GIVEN TASK: Keep the wording of each record exactly the same when you repeat it, and leave out pictures.

EXERCISE DATA:
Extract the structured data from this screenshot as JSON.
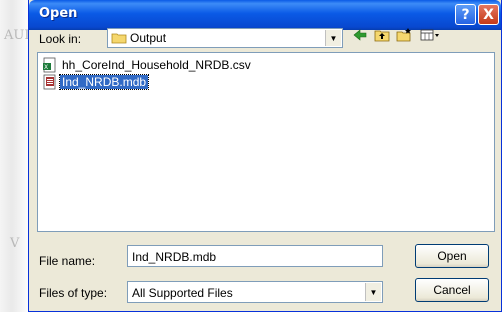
{
  "dialog": {
    "title": "Open",
    "help_button": "?",
    "close_button": "X"
  },
  "look_in": {
    "label": "Look in:",
    "value": "Output"
  },
  "files": [
    {
      "name": "hh_CoreInd_Household_NRDB.csv",
      "type": "csv-file",
      "selected": false
    },
    {
      "name": "Ind_NRDB.mdb",
      "type": "access-database-file",
      "selected": true
    }
  ],
  "file_name": {
    "label": "File name:",
    "value": "Ind_NRDB.mdb"
  },
  "files_of_type": {
    "label": "Files of type:",
    "value": "All Supported Files"
  },
  "buttons": {
    "open": "Open",
    "cancel": "Cancel"
  },
  "background_text": {
    "top": "AUI",
    "middle": "V"
  }
}
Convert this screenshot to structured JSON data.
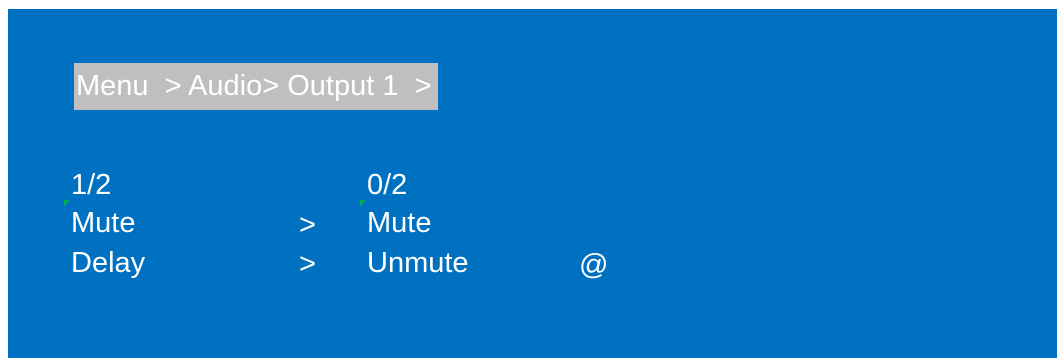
{
  "colors": {
    "screen_bg": "#0070c0",
    "breadcrumb_bg": "#bfbfbf",
    "text": "#ffffff",
    "cursor_marker": "#00b050"
  },
  "breadcrumb": "Menu  > Audio> Output 1  >",
  "left_column": {
    "page": "1/2",
    "items": [
      "Mute",
      "Delay"
    ],
    "arrows": [
      ">",
      ">"
    ]
  },
  "right_column": {
    "page": "0/2",
    "options": [
      "Mute",
      "Unmute"
    ],
    "selected_marker": "@"
  }
}
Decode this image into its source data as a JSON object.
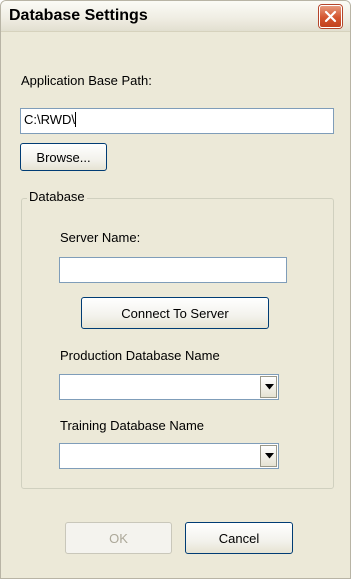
{
  "window": {
    "title": "Database Settings"
  },
  "app_path": {
    "label": "Application Base Path:",
    "value": "C:\\RWD\\",
    "browse_label": "Browse..."
  },
  "database_group": {
    "legend": "Database",
    "server_name_label": "Server Name:",
    "server_name_value": "",
    "connect_label": "Connect To Server",
    "production_label": "Production Database Name",
    "production_value": "",
    "training_label": "Training Database Name",
    "training_value": ""
  },
  "footer": {
    "ok_label": "OK",
    "cancel_label": "Cancel"
  },
  "icons": {
    "close": "close-icon",
    "dropdown": "chevron-down-icon"
  }
}
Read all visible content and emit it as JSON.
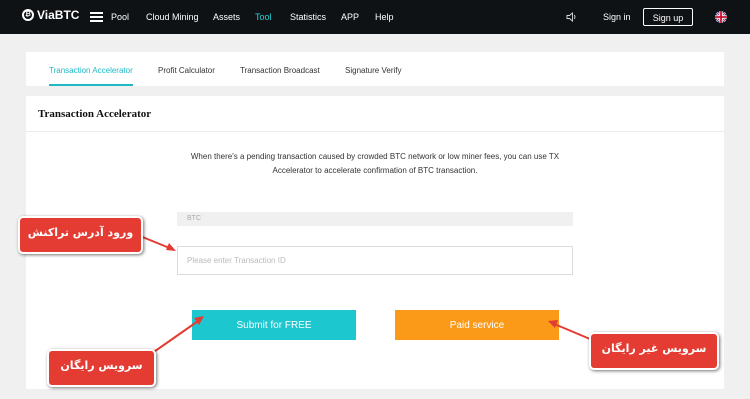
{
  "nav": {
    "logo": "ViaBTC",
    "links": [
      "Pool",
      "Cloud Mining",
      "Assets",
      "Tool",
      "Statistics",
      "APP",
      "Help"
    ],
    "active_link": "Tool",
    "sign_in": "Sign in",
    "sign_up": "Sign up"
  },
  "tabs": [
    "Transaction Accelerator",
    "Profit Calculator",
    "Transaction Broadcast",
    "Signature Verify"
  ],
  "card": {
    "title": "Transaction Accelerator",
    "description_line1": "When there's a pending transaction caused by crowded BTC network or low miner fees, you can use TX",
    "description_line2": "Accelerator to accelerate confirmation of BTC transaction.",
    "coin": "BTC",
    "tx_placeholder": "Please enter Transaction ID",
    "submit_free": "Submit for FREE",
    "paid_service": "Paid service"
  },
  "annotations": {
    "enter_address": "ورود آدرس تراکنش",
    "free_service": "سرویس رایگان",
    "paid_service": "سرویس غیر رایگان"
  },
  "colors": {
    "nav_bg": "#0f1215",
    "accent": "#1cc7d0",
    "paid": "#fb9a18",
    "callout": "#e43b33"
  }
}
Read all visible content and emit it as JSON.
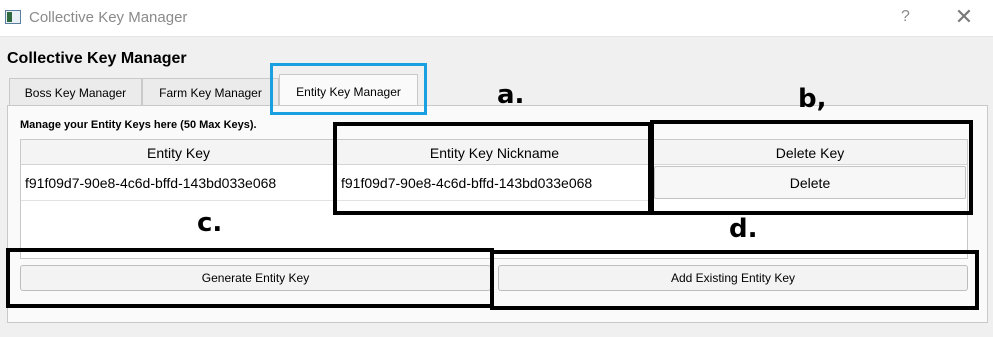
{
  "window": {
    "title": "Collective Key Manager",
    "help_label": "?",
    "close_label": "✕"
  },
  "dialog": {
    "heading": "Collective Key Manager",
    "tabs": [
      {
        "label": "Boss Key Manager",
        "active": false
      },
      {
        "label": "Farm Key Manager",
        "active": false
      },
      {
        "label": "Entity Key Manager",
        "active": true
      }
    ],
    "manage_label": "Manage your Entity Keys here (50 Max Keys).",
    "table": {
      "columns": [
        "Entity Key",
        "Entity Key Nickname",
        "Delete Key"
      ],
      "rows": [
        {
          "key": "f91f09d7-90e8-4c6d-bffd-143bd033e068",
          "nickname": "f91f09d7-90e8-4c6d-bffd-143bd033e068",
          "action": "Delete"
        }
      ]
    },
    "buttons": {
      "generate": "Generate Entity Key",
      "add_existing": "Add Existing Entity Key"
    }
  },
  "annotations": {
    "a": "a.",
    "b": "b,",
    "c": "c.",
    "d": "d."
  },
  "colors": {
    "highlight_tab": "#19a0e0",
    "annotation_box": "#000000"
  }
}
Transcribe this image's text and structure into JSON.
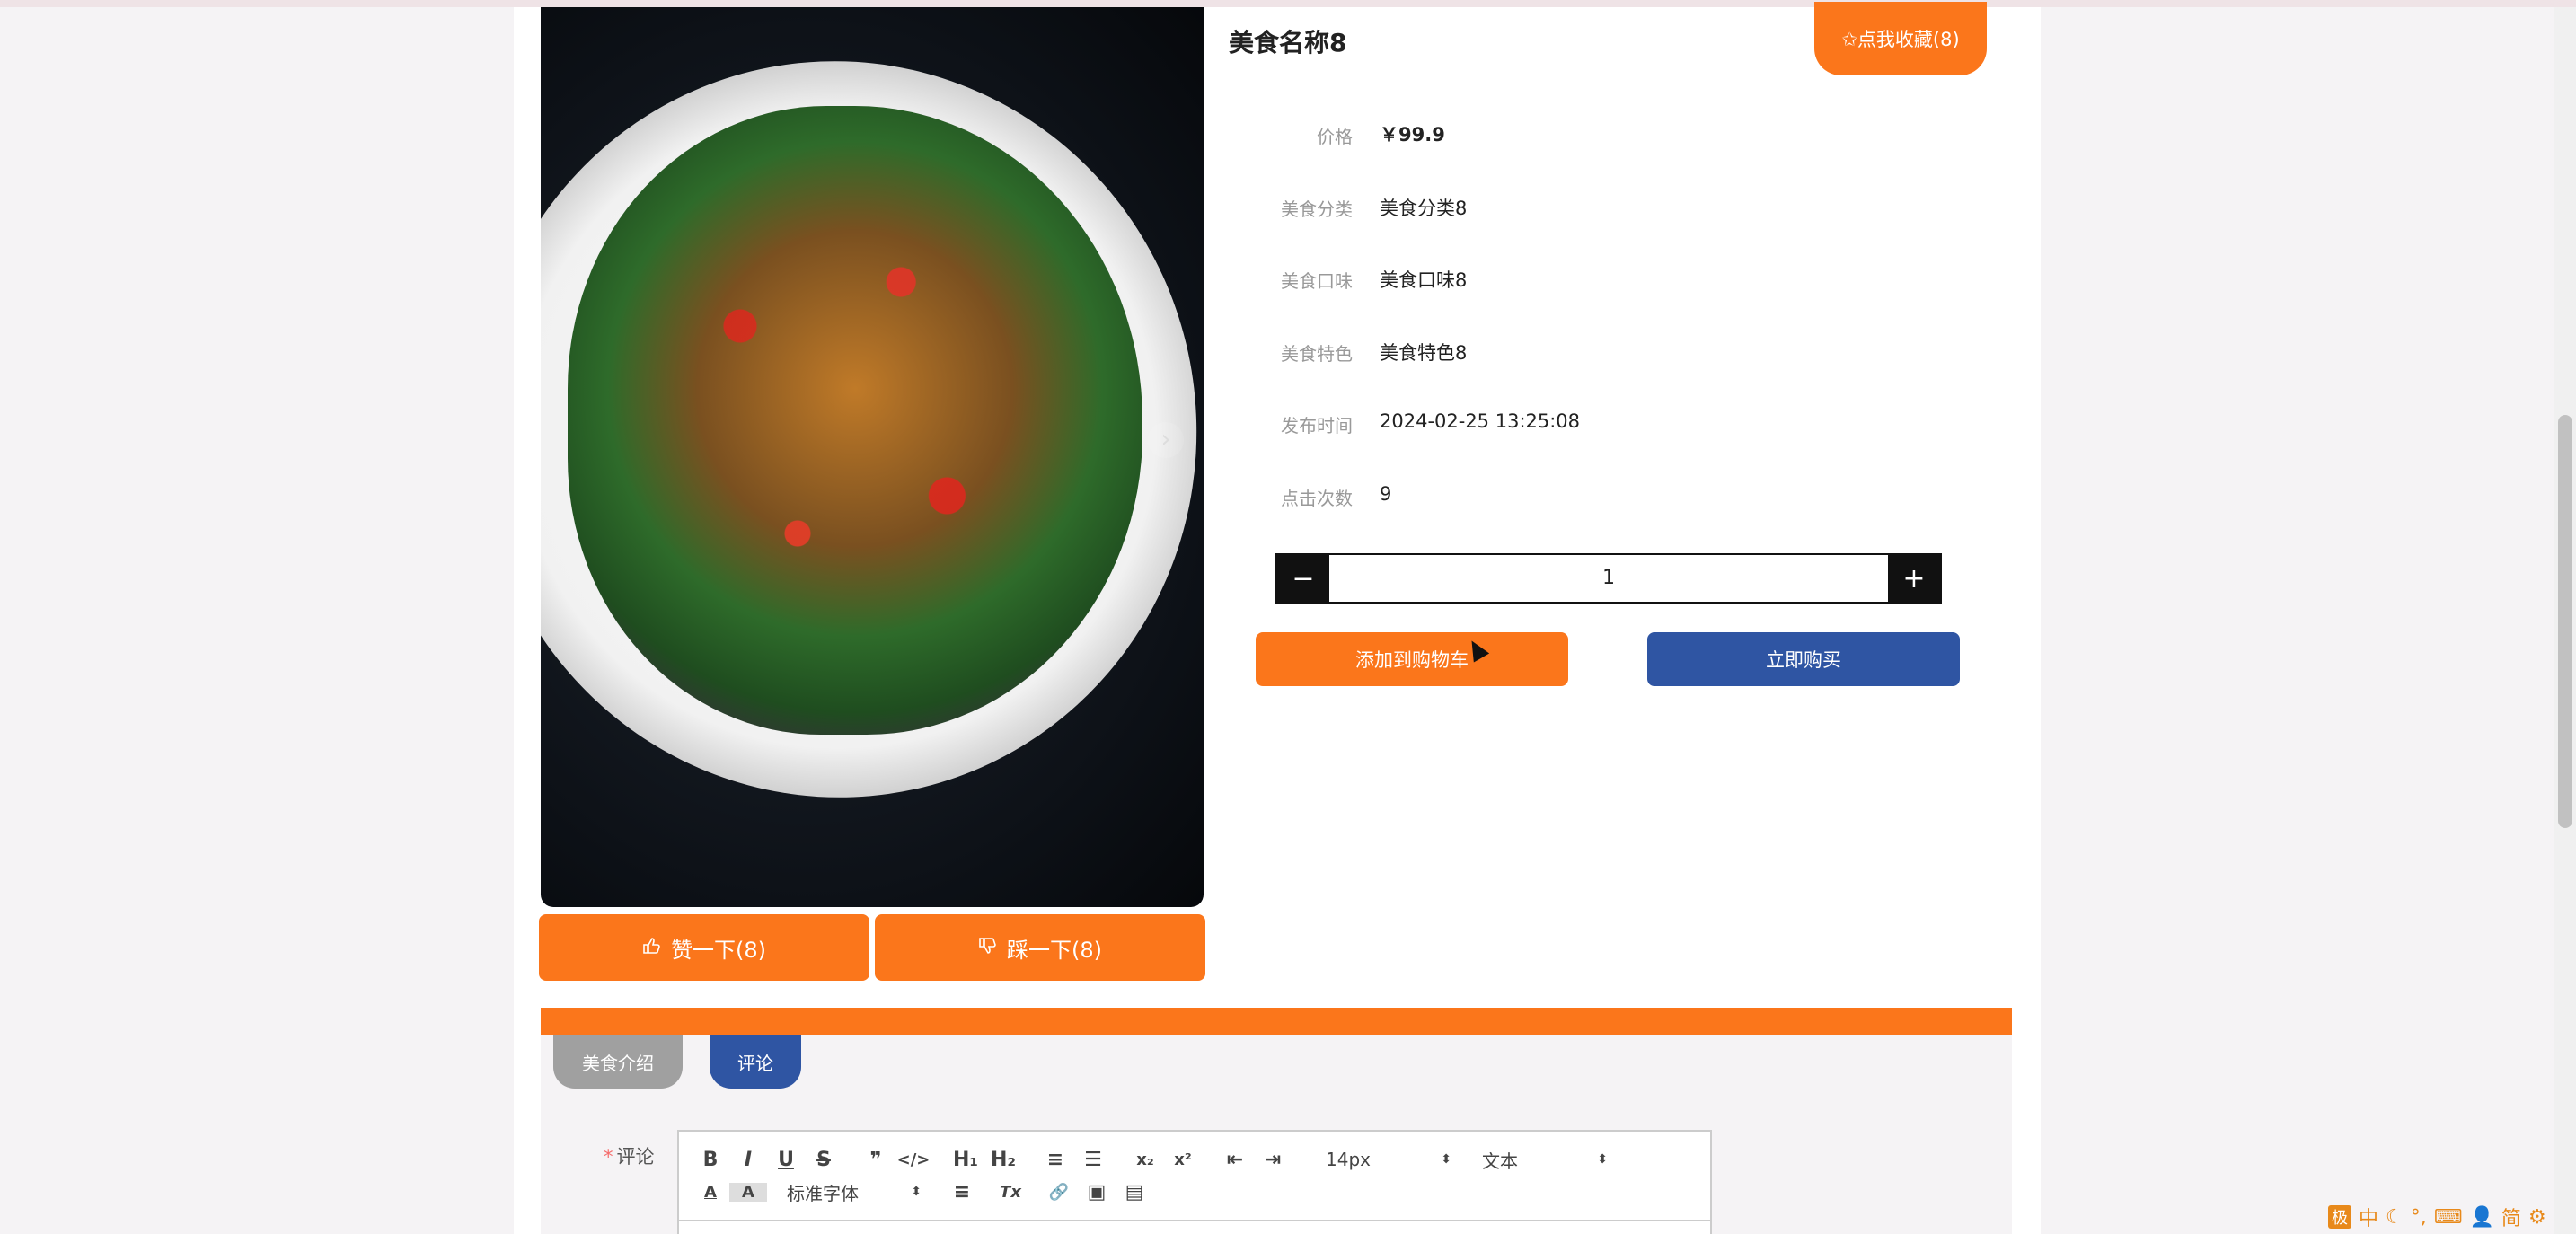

IN RESPONSE:
Extract the structured data from this screenshot as JSON.
{
  "dialog": {
    "title": "Open",
    "help_button": "?",
    "close_button": "X"
  },
  "look_in": {
    "label": "Look in:",
    "value": "Output"
  },
  "files": [
    {
      "name": "hh_CoreInd_Household_NRDB.csv",
      "type": "csv-file",
      "selected": false
    },
    {
      "name": "Ind_NRDB.mdb",
      "type": "access-database-file",
      "selected": true
    }
  ],
  "file_name": {
    "label": "File name:",
    "value": "Ind_NRDB.mdb"
  },
  "files_of_type": {
    "label": "Files of type:",
    "value": "All Supported Files"
  },
  "buttons": {
    "open": "Open",
    "cancel": "Cancel"
  },
  "background_text": {
    "top": "AUI",
    "middle": "V"
  }
}
Convert this screenshot to structured JSON data.
{
  "colors": {
    "screen_bg": "#0070c0",
    "breadcrumb_bg": "#bfbfbf",
    "text": "#ffffff",
    "cursor_marker": "#00b050"
  },
  "breadcrumb": "Menu  > Audio> Output 1  >",
  "left_column": {
    "page": "1/2",
    "items": [
      "Mute",
      "Delay"
    ],
    "arrows": [
      ">",
      ">"
    ]
  },
  "right_column": {
    "page": "0/2",
    "options": [
      "Mute",
      "Unmute"
    ],
    "selected_marker": "@"
  }
}
Decode this image into its source data as a JSON object.
{
  "window": {
    "title": "Database Settings"
  },
  "app_path": {
    "label": "Application Base Path:",
    "value": "C:\\RWD\\",
    "browse_label": "Browse..."
  },
  "database_group": {
    "legend": "Database",
    "server_name_label": "Server Name:",
    "server_name_value": "",
    "connect_label": "Connect To Server",
    "production_label": "Production Database Name",
    "production_value": "",
    "training_label": "Training Database Name",
    "training_value": ""
  },
  "footer": {
    "ok_label": "OK",
    "cancel_label": "Cancel"
  },
  "icons": {
    "close": "close-icon",
    "dropdown": "chevron-down-icon"
  }
}
Read all visible content and emit it as JSON.
{
  "nav": {
    "logo": "ViaBTC",
    "links": [
      "Pool",
      "Cloud Mining",
      "Assets",
      "Tool",
      "Statistics",
      "APP",
      "Help"
    ],
    "active_link": "Tool",
    "sign_in": "Sign in",
    "sign_up": "Sign up"
  },
  "tabs": [
    "Transaction Accelerator",
    "Profit Calculator",
    "Transaction Broadcast",
    "Signature Verify"
  ],
  "card": {
    "title": "Transaction Accelerator",
    "description_line1": "When there's a pending transaction caused by crowded BTC network or low miner fees, you can use TX",
    "description_line2": "Accelerator to accelerate confirmation of BTC transaction.",
    "coin": "BTC",
    "tx_placeholder": "Please enter Transaction ID",
    "submit_free": "Submit for FREE",
    "paid_service": "Paid service"
  },
  "annotations": {
    "enter_address": "ورود آدرس تراکنش",
    "free_service": "سرویس رایگان",
    "paid_service": "سرویس غیر رایگان"
  },
  "colors": {
    "nav_bg": "#0f1215",
    "accent": "#1cc7d0",
    "paid": "#fb9a18",
    "callout": "#e43b33"
  }
}
Read all visible content and emit it as JSON.
{
  "window": {
    "title": "Collective Key Manager",
    "help_label": "?",
    "close_label": "✕"
  },
  "dialog": {
    "heading": "Collective Key Manager",
    "tabs": [
      {
        "label": "Boss Key Manager",
        "active": false
      },
      {
        "label": "Farm Key Manager",
        "active": false
      },
      {
        "label": "Entity Key Manager",
        "active": true
      }
    ],
    "manage_label": "Manage your Entity Keys here (50 Max Keys).",
    "table": {
      "columns": [
        "Entity Key",
        "Entity Key Nickname",
        "Delete Key"
      ],
      "rows": [
        {
          "key": "f91f09d7-90e8-4c6d-bffd-143bd033e068",
          "nickname": "f91f09d7-90e8-4c6d-bffd-143bd033e068",
          "action": "Delete"
        }
      ]
    },
    "buttons": {
      "generate": "Generate Entity Key",
      "add_existing": "Add Existing Entity Key"
    }
  },
  "annotations": {
    "a": "a.",
    "b": "b,",
    "c": "c.",
    "d": "d."
  },
  "colors": {
    "highlight_tab": "#19a0e0",
    "annotation_box": "#000000"
  }
}
Transcribe this image's text and structure into JSON.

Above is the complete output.